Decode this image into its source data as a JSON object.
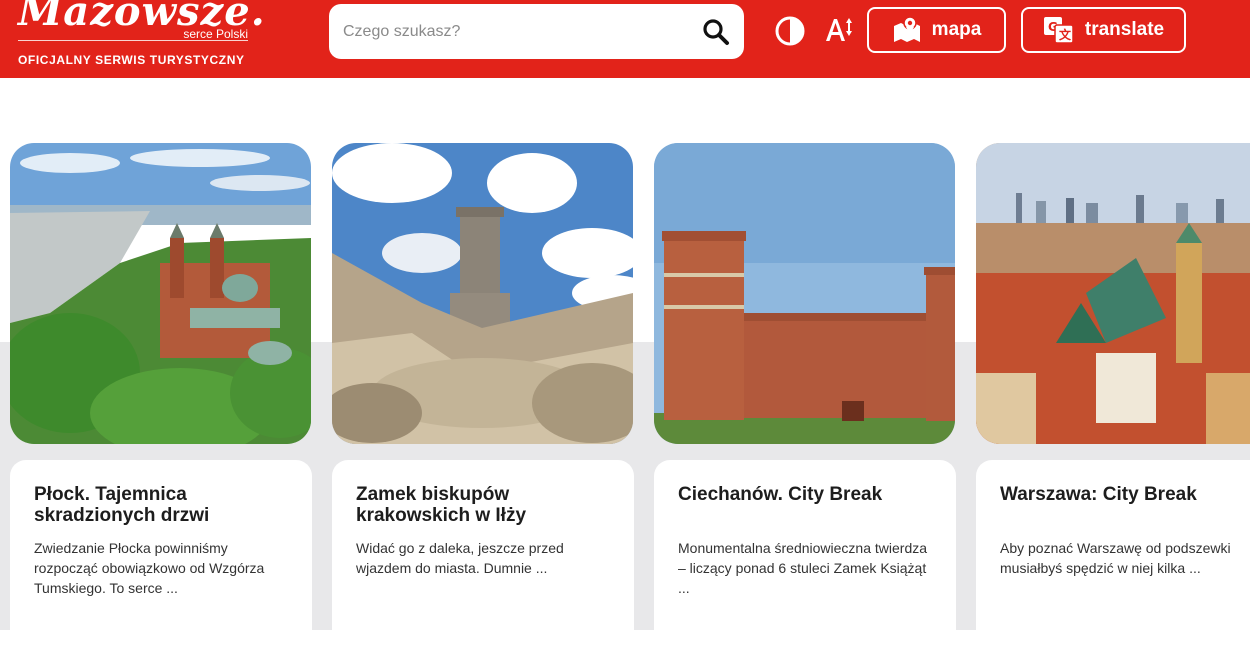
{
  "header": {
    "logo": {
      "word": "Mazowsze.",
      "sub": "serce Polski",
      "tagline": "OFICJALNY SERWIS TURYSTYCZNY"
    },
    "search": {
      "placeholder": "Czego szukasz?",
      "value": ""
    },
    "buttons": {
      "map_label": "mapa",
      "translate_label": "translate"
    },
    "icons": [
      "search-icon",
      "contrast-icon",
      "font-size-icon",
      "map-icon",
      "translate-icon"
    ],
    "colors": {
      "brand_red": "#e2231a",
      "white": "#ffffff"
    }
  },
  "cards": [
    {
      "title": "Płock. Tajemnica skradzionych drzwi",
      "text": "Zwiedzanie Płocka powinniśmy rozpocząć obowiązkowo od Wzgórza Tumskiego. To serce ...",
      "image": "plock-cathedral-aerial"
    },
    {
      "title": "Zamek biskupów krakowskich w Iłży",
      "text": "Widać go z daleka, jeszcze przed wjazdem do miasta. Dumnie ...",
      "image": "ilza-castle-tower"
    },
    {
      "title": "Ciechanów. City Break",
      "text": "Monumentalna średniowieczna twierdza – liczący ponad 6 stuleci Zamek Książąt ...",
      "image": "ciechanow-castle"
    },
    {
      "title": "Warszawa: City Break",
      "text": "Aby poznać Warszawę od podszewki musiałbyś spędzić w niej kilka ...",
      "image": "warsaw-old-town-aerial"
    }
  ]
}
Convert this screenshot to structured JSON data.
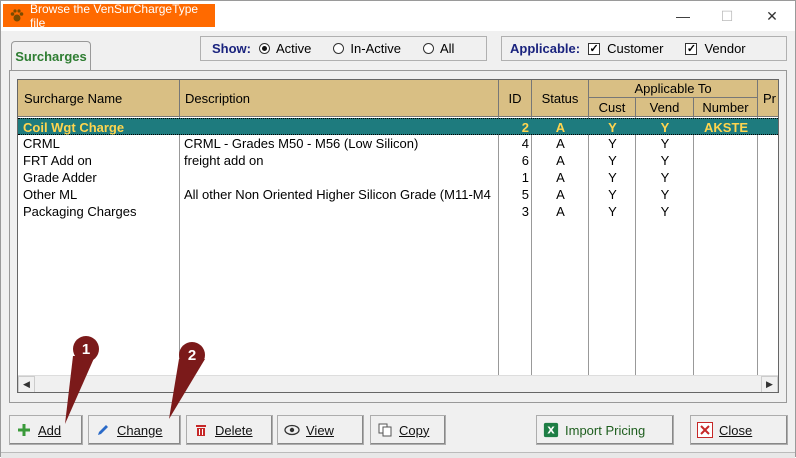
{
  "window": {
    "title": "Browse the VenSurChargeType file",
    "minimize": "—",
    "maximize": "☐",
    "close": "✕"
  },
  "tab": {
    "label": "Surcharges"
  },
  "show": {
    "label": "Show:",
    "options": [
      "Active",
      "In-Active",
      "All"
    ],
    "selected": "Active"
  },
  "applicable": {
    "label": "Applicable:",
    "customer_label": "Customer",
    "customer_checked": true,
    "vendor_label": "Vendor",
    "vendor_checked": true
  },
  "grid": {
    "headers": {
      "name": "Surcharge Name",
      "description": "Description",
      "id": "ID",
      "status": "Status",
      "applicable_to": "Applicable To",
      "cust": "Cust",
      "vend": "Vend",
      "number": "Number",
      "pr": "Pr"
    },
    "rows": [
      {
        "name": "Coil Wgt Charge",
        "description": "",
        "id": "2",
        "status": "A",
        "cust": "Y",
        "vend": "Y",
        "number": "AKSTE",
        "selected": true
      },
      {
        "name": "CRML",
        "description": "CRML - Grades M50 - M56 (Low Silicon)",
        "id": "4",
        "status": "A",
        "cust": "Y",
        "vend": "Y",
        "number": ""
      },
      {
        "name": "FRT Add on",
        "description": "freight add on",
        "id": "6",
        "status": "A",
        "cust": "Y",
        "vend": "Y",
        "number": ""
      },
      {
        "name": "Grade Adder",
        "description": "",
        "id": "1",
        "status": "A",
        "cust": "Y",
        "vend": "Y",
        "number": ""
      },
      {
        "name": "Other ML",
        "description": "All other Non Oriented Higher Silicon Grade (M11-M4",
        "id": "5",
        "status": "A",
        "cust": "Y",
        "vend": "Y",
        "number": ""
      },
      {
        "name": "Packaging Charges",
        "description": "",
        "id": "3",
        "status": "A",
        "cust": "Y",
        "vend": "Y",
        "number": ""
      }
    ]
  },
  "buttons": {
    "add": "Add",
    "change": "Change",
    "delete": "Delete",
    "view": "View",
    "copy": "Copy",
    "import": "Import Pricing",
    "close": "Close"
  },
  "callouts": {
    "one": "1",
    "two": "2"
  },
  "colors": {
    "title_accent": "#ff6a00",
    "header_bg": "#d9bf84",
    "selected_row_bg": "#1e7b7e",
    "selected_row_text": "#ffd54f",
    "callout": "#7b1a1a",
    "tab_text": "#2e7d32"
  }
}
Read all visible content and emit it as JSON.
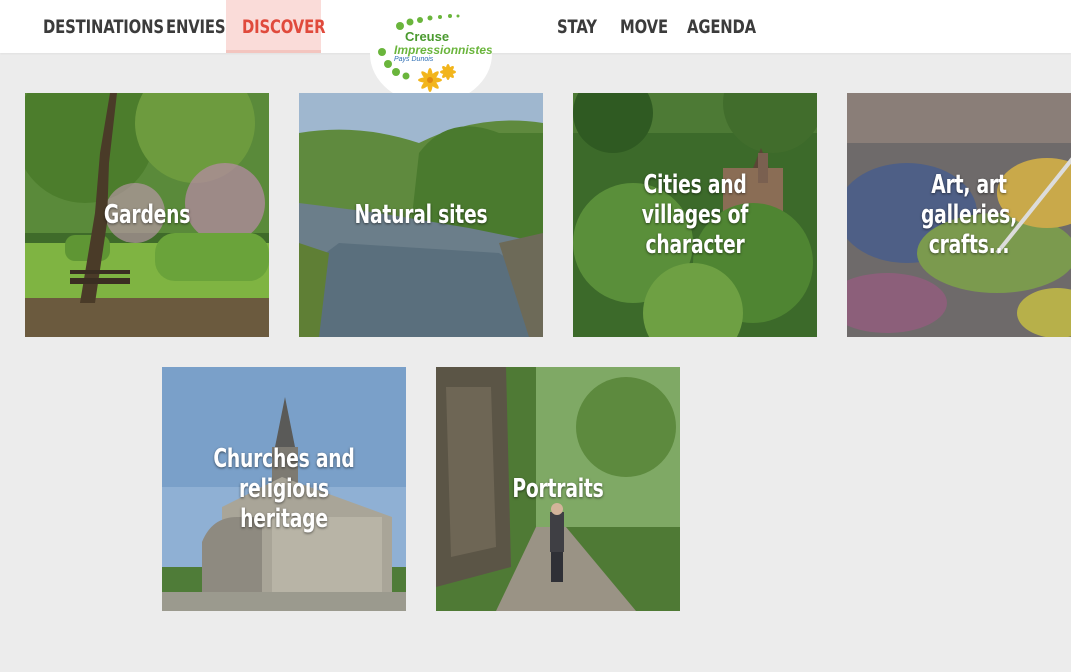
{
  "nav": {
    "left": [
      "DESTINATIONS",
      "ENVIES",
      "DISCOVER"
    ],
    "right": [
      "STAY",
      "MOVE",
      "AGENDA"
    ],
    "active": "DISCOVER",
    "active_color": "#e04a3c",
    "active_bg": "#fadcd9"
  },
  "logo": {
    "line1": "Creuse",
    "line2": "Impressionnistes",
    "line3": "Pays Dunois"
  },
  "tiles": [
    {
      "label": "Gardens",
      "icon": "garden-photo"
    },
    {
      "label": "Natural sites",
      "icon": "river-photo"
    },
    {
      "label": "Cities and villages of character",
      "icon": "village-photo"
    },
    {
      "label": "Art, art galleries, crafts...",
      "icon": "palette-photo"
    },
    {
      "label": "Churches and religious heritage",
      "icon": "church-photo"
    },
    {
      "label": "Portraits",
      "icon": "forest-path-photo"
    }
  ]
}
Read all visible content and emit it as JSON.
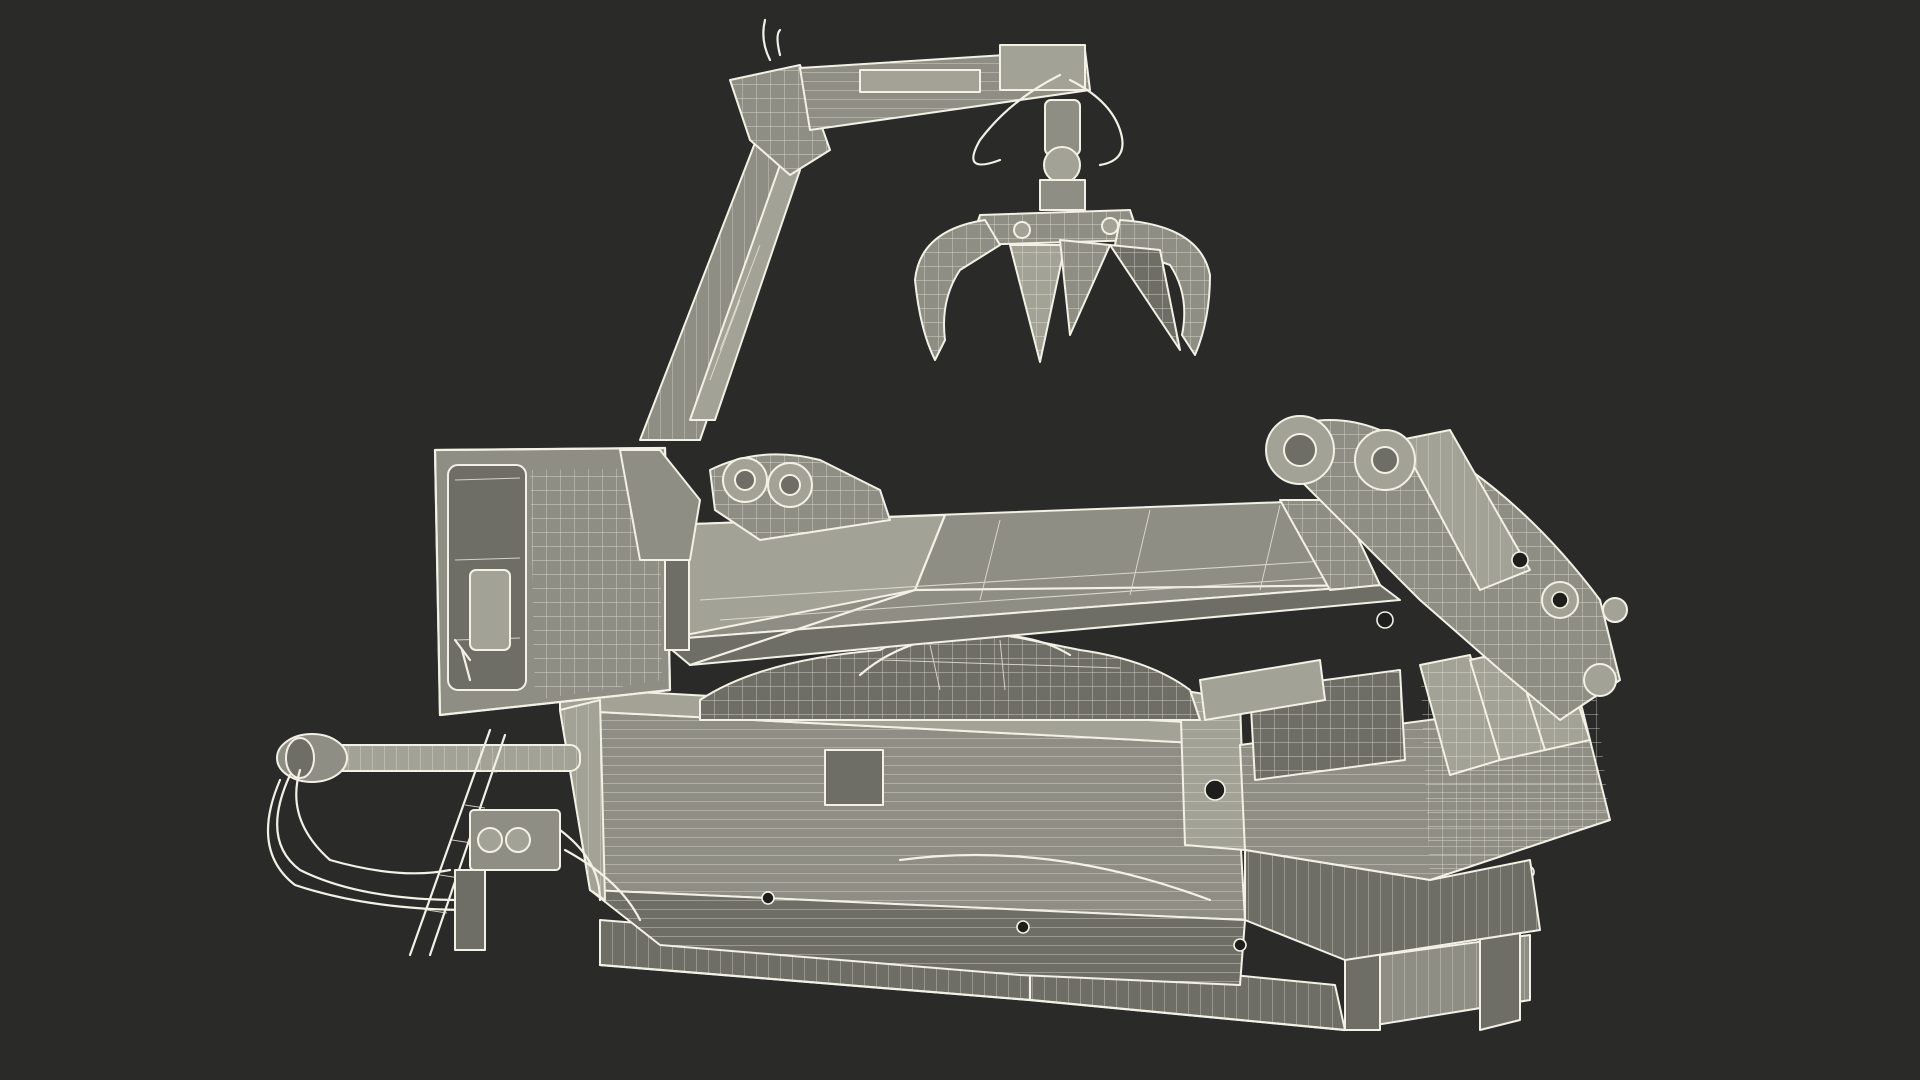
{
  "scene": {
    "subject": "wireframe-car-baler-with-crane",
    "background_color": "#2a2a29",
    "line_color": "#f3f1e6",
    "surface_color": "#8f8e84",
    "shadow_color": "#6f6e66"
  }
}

◆ BRIEF ◆
All entries must be written out again exactly as given, with no pictures in the copy.

◆ WRITTEN REPLY ◆
Decode this image into its source data as a JSON object.
{
  "header": {
    "logo": {
      "word": "Mazowsze.",
      "sub": "serce Polski",
      "tagline": "OFICJALNY SERWIS TURYSTYCZNY"
    },
    "search": {
      "placeholder": "Czego szukasz?",
      "value": ""
    },
    "buttons": {
      "map_label": "mapa",
      "translate_label": "translate"
    },
    "icons": [
      "search-icon",
      "contrast-icon",
      "font-size-icon",
      "map-icon",
      "translate-icon"
    ],
    "colors": {
      "brand_red": "#e2231a",
      "white": "#ffffff"
    }
  },
  "cards": [
    {
      "title": "Płock. Tajemnica skradzionych drzwi",
      "text": "Zwiedzanie Płocka powinniśmy rozpocząć obowiązkowo od Wzgórza Tumskiego. To serce ...",
      "image": "plock-cathedral-aerial"
    },
    {
      "title": "Zamek biskupów krakowskich w Iłży",
      "text": "Widać go z daleka, jeszcze przed wjazdem do miasta. Dumnie ...",
      "image": "ilza-castle-tower"
    },
    {
      "title": "Ciechanów. City Break",
      "text": "Monumentalna średniowieczna twierdza – liczący ponad 6 stuleci Zamek Książąt ...",
      "image": "ciechanow-castle"
    },
    {
      "title": "Warszawa: City Break",
      "text": "Aby poznać Warszawę od podszewki musiałbyś spędzić w niej kilka ...",
      "image": "warsaw-old-town-aerial"
    }
  ]
}
Convert this screenshot to structured JSON data.
{
  "window": {
    "title": "Browse the VenSurChargeType file",
    "minimize": "—",
    "maximize": "☐",
    "close": "✕"
  },
  "tab": {
    "label": "Surcharges"
  },
  "show": {
    "label": "Show:",
    "options": [
      "Active",
      "In-Active",
      "All"
    ],
    "selected": "Active"
  },
  "applicable": {
    "label": "Applicable:",
    "customer_label": "Customer",
    "customer_checked": true,
    "vendor_label": "Vendor",
    "vendor_checked": true
  },
  "grid": {
    "headers": {
      "name": "Surcharge Name",
      "description": "Description",
      "id": "ID",
      "status": "Status",
      "applicable_to": "Applicable To",
      "cust": "Cust",
      "vend": "Vend",
      "number": "Number",
      "pr": "Pr"
    },
    "rows": [
      {
        "name": "Coil Wgt Charge",
        "description": "",
        "id": "2",
        "status": "A",
        "cust": "Y",
        "vend": "Y",
        "number": "AKSTE",
        "selected": true
      },
      {
        "name": "CRML",
        "description": "CRML - Grades M50 - M56 (Low Silicon)",
        "id": "4",
        "status": "A",
        "cust": "Y",
        "vend": "Y",
        "number": ""
      },
      {
        "name": "FRT Add on",
        "description": "freight add on",
        "id": "6",
        "status": "A",
        "cust": "Y",
        "vend": "Y",
        "number": ""
      },
      {
        "name": "Grade Adder",
        "description": "",
        "id": "1",
        "status": "A",
        "cust": "Y",
        "vend": "Y",
        "number": ""
      },
      {
        "name": "Other ML",
        "description": "All other Non Oriented Higher Silicon Grade (M11-M4",
        "id": "5",
        "status": "A",
        "cust": "Y",
        "vend": "Y",
        "number": ""
      },
      {
        "name": "Packaging Charges",
        "description": "",
        "id": "3",
        "status": "A",
        "cust": "Y",
        "vend": "Y",
        "number": ""
      }
    ]
  },
  "buttons": {
    "add": "Add",
    "change": "Change",
    "delete": "Delete",
    "view": "View",
    "copy": "Copy",
    "import": "Import Pricing",
    "close": "Close"
  },
  "callouts": {
    "one": "1",
    "two": "2"
  },
  "colors": {
    "title_accent": "#ff6a00",
    "header_bg": "#d9bf84",
    "selected_row_bg": "#1e7b7e",
    "selected_row_text": "#ffd54f",
    "callout": "#7b1a1a",
    "tab_text": "#2e7d32"
  }
}
Read all visible content and emit it as JSON.
{
  "nav": {
    "left": [
      "DESTINATIONS",
      "ENVIES",
      "DISCOVER"
    ],
    "right": [
      "STAY",
      "MOVE",
      "AGENDA"
    ],
    "active": "DISCOVER",
    "active_color": "#e04a3c",
    "active_bg": "#fadcd9"
  },
  "logo": {
    "line1": "Creuse",
    "line2": "Impressionnistes",
    "line3": "Pays Dunois"
  },
  "tiles": [
    {
      "label": "Gardens",
      "icon": "garden-photo"
    },
    {
      "label": "Natural sites",
      "icon": "river-photo"
    },
    {
      "label": "Cities and villages of character",
      "icon": "village-photo"
    },
    {
      "label": "Art, art galleries, crafts...",
      "icon": "palette-photo"
    },
    {
      "label": "Churches and religious heritage",
      "icon": "church-photo"
    },
    {
      "label": "Portraits",
      "icon": "forest-path-photo"
    }
  ]
}
Read all visible content and emit it as JSON.
{
  "scene": {
    "subject": "wireframe-car-baler-with-crane",
    "background_color": "#2a2a29",
    "line_color": "#f3f1e6",
    "surface_color": "#8f8e84",
    "shadow_color": "#6f6e66"
  }
}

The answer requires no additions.